ACTIVITY
Filter the entries and keep only the lines where the string "Uptake" appears.

DATA TO USE
:::

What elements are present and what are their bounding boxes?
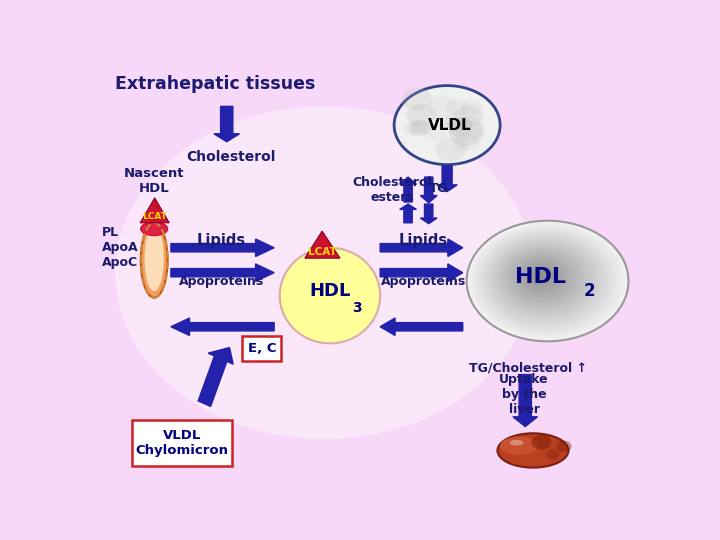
Ellipse shape: [498, 433, 569, 468]
Polygon shape: [380, 264, 463, 281]
Circle shape: [484, 233, 608, 326]
Polygon shape: [198, 348, 233, 407]
Text: LCAT: LCAT: [143, 212, 167, 221]
Circle shape: [500, 246, 587, 310]
Circle shape: [394, 85, 500, 165]
Circle shape: [446, 99, 469, 116]
Circle shape: [407, 104, 436, 126]
Text: 2: 2: [584, 282, 595, 300]
Text: VLDL: VLDL: [428, 118, 472, 133]
Circle shape: [409, 120, 431, 136]
Circle shape: [402, 87, 432, 110]
Circle shape: [531, 435, 552, 450]
Circle shape: [428, 96, 457, 118]
Text: Cholesterol
esters: Cholesterol esters: [353, 177, 432, 204]
Circle shape: [525, 264, 557, 288]
Circle shape: [479, 230, 613, 330]
Ellipse shape: [115, 106, 534, 439]
Polygon shape: [437, 166, 457, 192]
Circle shape: [422, 123, 446, 141]
Circle shape: [436, 115, 452, 127]
Ellipse shape: [510, 440, 523, 445]
Circle shape: [461, 100, 483, 117]
Text: Apoproteins: Apoproteins: [179, 274, 264, 287]
Circle shape: [513, 255, 572, 299]
Circle shape: [451, 138, 469, 152]
Circle shape: [451, 116, 484, 140]
Text: TG/Cholesterol ↑: TG/Cholesterol ↑: [469, 361, 587, 374]
Polygon shape: [400, 204, 416, 223]
Circle shape: [477, 228, 616, 333]
Circle shape: [495, 242, 593, 315]
Circle shape: [449, 120, 484, 146]
Polygon shape: [380, 318, 463, 335]
Text: HDL: HDL: [310, 282, 351, 300]
Circle shape: [469, 222, 626, 339]
Circle shape: [403, 122, 421, 136]
Circle shape: [503, 248, 584, 308]
Circle shape: [467, 221, 629, 341]
Circle shape: [488, 237, 602, 321]
Circle shape: [508, 251, 578, 303]
Circle shape: [446, 117, 472, 137]
Polygon shape: [171, 239, 274, 256]
FancyBboxPatch shape: [243, 336, 282, 361]
Text: LCAT: LCAT: [308, 247, 337, 257]
Polygon shape: [380, 239, 463, 256]
Polygon shape: [513, 375, 538, 427]
Circle shape: [527, 266, 554, 286]
Polygon shape: [171, 264, 274, 281]
Circle shape: [481, 232, 611, 328]
Circle shape: [534, 271, 545, 279]
Text: PL
ApoA
ApoC: PL ApoA ApoC: [102, 226, 139, 269]
Polygon shape: [171, 318, 274, 335]
Ellipse shape: [141, 222, 168, 235]
Text: VLDL
Chylomicron: VLDL Chylomicron: [135, 429, 228, 457]
Circle shape: [520, 260, 563, 293]
FancyBboxPatch shape: [132, 420, 233, 466]
Circle shape: [493, 240, 595, 317]
Circle shape: [474, 226, 619, 335]
Circle shape: [410, 119, 429, 133]
Text: Lipids: Lipids: [399, 233, 448, 248]
Circle shape: [491, 239, 599, 319]
Polygon shape: [214, 106, 240, 141]
Circle shape: [498, 244, 590, 313]
Circle shape: [454, 105, 483, 127]
Circle shape: [532, 269, 548, 281]
Text: Cholesterol: Cholesterol: [186, 150, 275, 164]
Circle shape: [505, 249, 581, 306]
Ellipse shape: [145, 225, 164, 291]
Ellipse shape: [500, 436, 539, 455]
Text: Apoproteins: Apoproteins: [380, 274, 466, 287]
Text: Extrahepatic tissues: Extrahepatic tissues: [115, 75, 316, 93]
Ellipse shape: [141, 223, 168, 298]
Circle shape: [444, 112, 470, 132]
Polygon shape: [140, 198, 169, 223]
Circle shape: [546, 450, 559, 460]
Polygon shape: [420, 177, 437, 203]
Circle shape: [537, 273, 542, 277]
Circle shape: [472, 224, 623, 337]
Text: Lipids: Lipids: [197, 233, 246, 248]
Circle shape: [556, 441, 572, 452]
Circle shape: [518, 259, 566, 295]
Text: Uptake
by the
liver: Uptake by the liver: [499, 373, 549, 416]
Polygon shape: [420, 204, 437, 224]
Polygon shape: [400, 177, 416, 202]
Circle shape: [522, 262, 560, 291]
Circle shape: [529, 268, 551, 284]
Text: TG: TG: [429, 182, 449, 195]
Text: HDL: HDL: [516, 267, 567, 287]
Text: Nascent
HDL: Nascent HDL: [124, 167, 184, 195]
Polygon shape: [305, 231, 340, 258]
Circle shape: [486, 235, 605, 323]
Text: 3: 3: [352, 301, 361, 315]
Circle shape: [510, 253, 575, 301]
Circle shape: [456, 133, 480, 151]
Ellipse shape: [280, 248, 380, 343]
Circle shape: [435, 137, 467, 161]
Circle shape: [515, 256, 569, 297]
Text: E, C: E, C: [248, 342, 276, 355]
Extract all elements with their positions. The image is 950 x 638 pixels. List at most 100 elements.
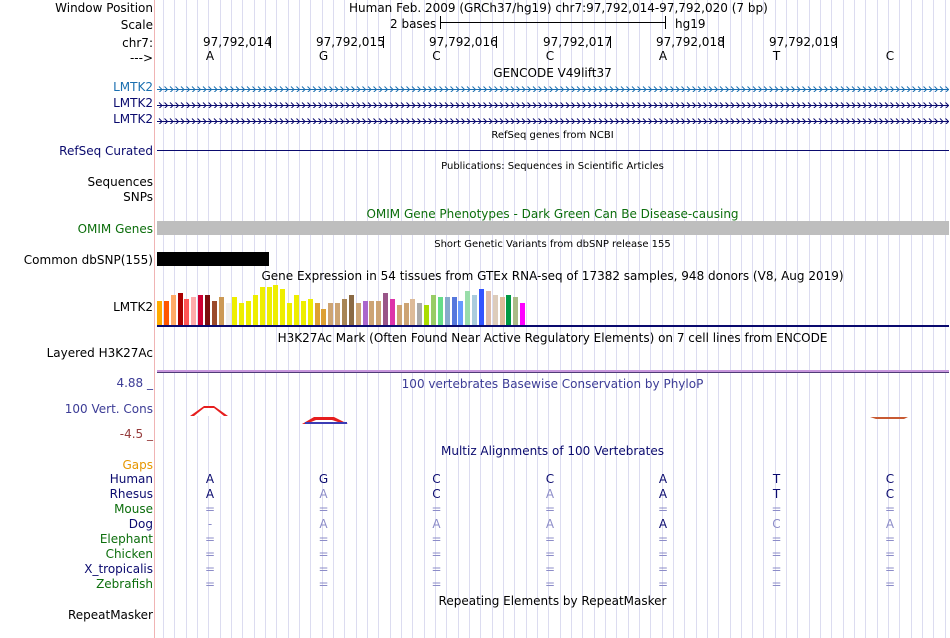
gtex-tissue-bar[interactable] bbox=[520, 303, 526, 325]
gtex-tissue-bar[interactable] bbox=[376, 301, 382, 325]
phylop-conservation-graph[interactable] bbox=[0, 400, 950, 430]
strand-chevron bbox=[290, 102, 295, 108]
gtex-tissue-bar[interactable] bbox=[259, 287, 265, 325]
gtex-tissue-bar[interactable] bbox=[383, 293, 389, 325]
gtex-gene-model[interactable] bbox=[157, 325, 949, 327]
gtex-tissue-bar[interactable] bbox=[348, 295, 354, 325]
gtex-tissue-bar[interactable] bbox=[499, 297, 505, 325]
refseq-curated-label[interactable]: RefSeq Curated bbox=[59, 144, 153, 158]
gtex-tissue-bar[interactable] bbox=[424, 305, 430, 325]
gtex-tissue-bar[interactable] bbox=[506, 295, 512, 325]
strand-chevron bbox=[406, 86, 411, 92]
gtex-tissue-bar[interactable] bbox=[191, 297, 197, 325]
repeatmasker-label[interactable]: RepeatMasker bbox=[67, 608, 153, 622]
gtex-tissue-bar[interactable] bbox=[170, 295, 176, 325]
gtex-tissue-bar[interactable] bbox=[177, 293, 183, 325]
strand-chevron bbox=[532, 86, 537, 92]
multiz-species-label[interactable]: X_tropicalis bbox=[84, 562, 153, 576]
gencode-transcript-1[interactable] bbox=[157, 83, 949, 92]
gencode-item-3[interactable]: LMTK2 bbox=[113, 112, 153, 126]
multiz-species-label[interactable]: Mouse bbox=[114, 502, 153, 516]
h3k27ac-label[interactable]: Layered H3K27Ac bbox=[46, 346, 153, 360]
gtex-tissue-bar[interactable] bbox=[204, 295, 210, 325]
gtex-tissue-bar[interactable] bbox=[232, 297, 238, 325]
refseq-transcript-line[interactable] bbox=[157, 150, 949, 151]
strand-chevron bbox=[780, 86, 785, 92]
omim-genes-label[interactable]: OMIM Genes bbox=[77, 222, 153, 236]
grid-line bbox=[582, 0, 584, 638]
gtex-tissue-bar[interactable] bbox=[451, 297, 457, 325]
gtex-tissue-bar[interactable] bbox=[307, 299, 313, 325]
gtex-tissue-bar[interactable] bbox=[492, 295, 498, 325]
gencode-item-2[interactable]: LMTK2 bbox=[113, 96, 153, 110]
gtex-tissue-bar[interactable] bbox=[458, 301, 464, 325]
gtex-tissue-bar[interactable] bbox=[157, 301, 162, 325]
multiz-species-label[interactable]: Human bbox=[109, 472, 153, 486]
gtex-tissue-bar[interactable] bbox=[280, 289, 286, 325]
dbsnp-label[interactable]: Common dbSNP(155) bbox=[23, 253, 153, 267]
strand-chevron bbox=[384, 118, 389, 124]
gtex-tissue-bar[interactable] bbox=[478, 289, 484, 325]
multiz-base: C bbox=[885, 472, 895, 486]
gtex-tissue-bar[interactable] bbox=[465, 291, 471, 325]
gtex-tissue-bar[interactable] bbox=[314, 303, 320, 325]
multiz-species-label[interactable]: Elephant bbox=[99, 532, 153, 546]
gtex-tissue-bar[interactable] bbox=[218, 297, 224, 325]
gtex-tissue-bar[interactable] bbox=[287, 303, 293, 325]
gtex-tissue-bar[interactable] bbox=[431, 295, 436, 325]
gtex-tissue-bar[interactable] bbox=[485, 291, 491, 325]
phylop-label[interactable]: 100 Vert. Cons bbox=[64, 402, 153, 416]
gtex-tissue-bar[interactable] bbox=[321, 309, 327, 325]
gtex-tissue-bar[interactable] bbox=[163, 301, 169, 325]
strand-chevron bbox=[642, 118, 647, 124]
gencode-transcript-3[interactable] bbox=[157, 115, 949, 124]
strand-chevron bbox=[263, 118, 268, 124]
gtex-tissue-bar[interactable] bbox=[246, 301, 252, 325]
gtex-tissue-bar[interactable] bbox=[328, 303, 334, 325]
strand-chevron bbox=[884, 102, 889, 108]
gtex-tissue-bar[interactable] bbox=[184, 299, 190, 325]
gtex-tissue-bar[interactable] bbox=[335, 303, 341, 325]
gtex-tissue-bar[interactable] bbox=[341, 299, 347, 325]
multiz-species-label[interactable]: Zebrafish bbox=[96, 577, 153, 591]
gencode-item-1[interactable]: LMTK2 bbox=[113, 80, 153, 94]
gtex-tissue-bar[interactable] bbox=[211, 301, 217, 325]
strand-chevron bbox=[180, 118, 185, 124]
gtex-tissue-bar[interactable] bbox=[273, 285, 279, 325]
gtex-tissue-bar[interactable] bbox=[266, 287, 272, 325]
gtex-tissue-bar[interactable] bbox=[396, 305, 402, 325]
multiz-species-label[interactable]: Chicken bbox=[105, 547, 153, 561]
gtex-tissue-bar[interactable] bbox=[225, 303, 231, 325]
gtex-gene-label[interactable]: LMTK2 bbox=[113, 300, 153, 314]
gencode-transcript-2[interactable] bbox=[157, 99, 949, 108]
gtex-tissue-bar[interactable] bbox=[403, 303, 409, 325]
gtex-tissue-bar[interactable] bbox=[355, 303, 361, 325]
gtex-tissue-bar[interactable] bbox=[294, 295, 299, 325]
gtex-tissue-bar[interactable] bbox=[472, 295, 478, 325]
publications-snps-label[interactable]: SNPs bbox=[123, 190, 153, 204]
publications-sequences-label[interactable]: Sequences bbox=[87, 175, 153, 189]
strand-chevron bbox=[406, 102, 411, 108]
gtex-tissue-bar[interactable] bbox=[239, 303, 245, 325]
gtex-tissue-bar[interactable] bbox=[300, 301, 306, 325]
gtex-tissue-bar[interactable] bbox=[444, 297, 450, 325]
ruler-tick bbox=[496, 36, 497, 48]
strand-chevron bbox=[197, 118, 202, 124]
multiz-gaps-label[interactable]: Gaps bbox=[122, 458, 153, 472]
multiz-species-label[interactable]: Dog bbox=[128, 517, 153, 531]
strand-chevron bbox=[246, 102, 251, 108]
multiz-species-label[interactable]: Rhesus bbox=[109, 487, 153, 501]
gtex-tissue-bar[interactable] bbox=[410, 299, 416, 325]
h3k27ac-signal[interactable] bbox=[157, 370, 949, 372]
gtex-tissue-bar[interactable] bbox=[513, 297, 519, 325]
gtex-tissue-bar[interactable] bbox=[198, 295, 204, 325]
gtex-tissue-bar[interactable] bbox=[437, 297, 443, 325]
gtex-tissue-bar[interactable] bbox=[389, 299, 395, 325]
gtex-tissue-bar[interactable] bbox=[417, 303, 423, 325]
dbsnp-variant-feature[interactable] bbox=[157, 252, 269, 266]
omim-gene-feature[interactable] bbox=[157, 221, 949, 235]
gtex-tissue-bar[interactable] bbox=[252, 295, 258, 325]
gtex-tissue-bar[interactable] bbox=[362, 301, 368, 325]
gtex-tissue-bar[interactable] bbox=[369, 301, 375, 325]
strand-chevron bbox=[373, 102, 378, 108]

:::

OUTPUT OF THE EXERCISE
Text: Uptake
liver: Uptake by the liver: [499, 373, 549, 416]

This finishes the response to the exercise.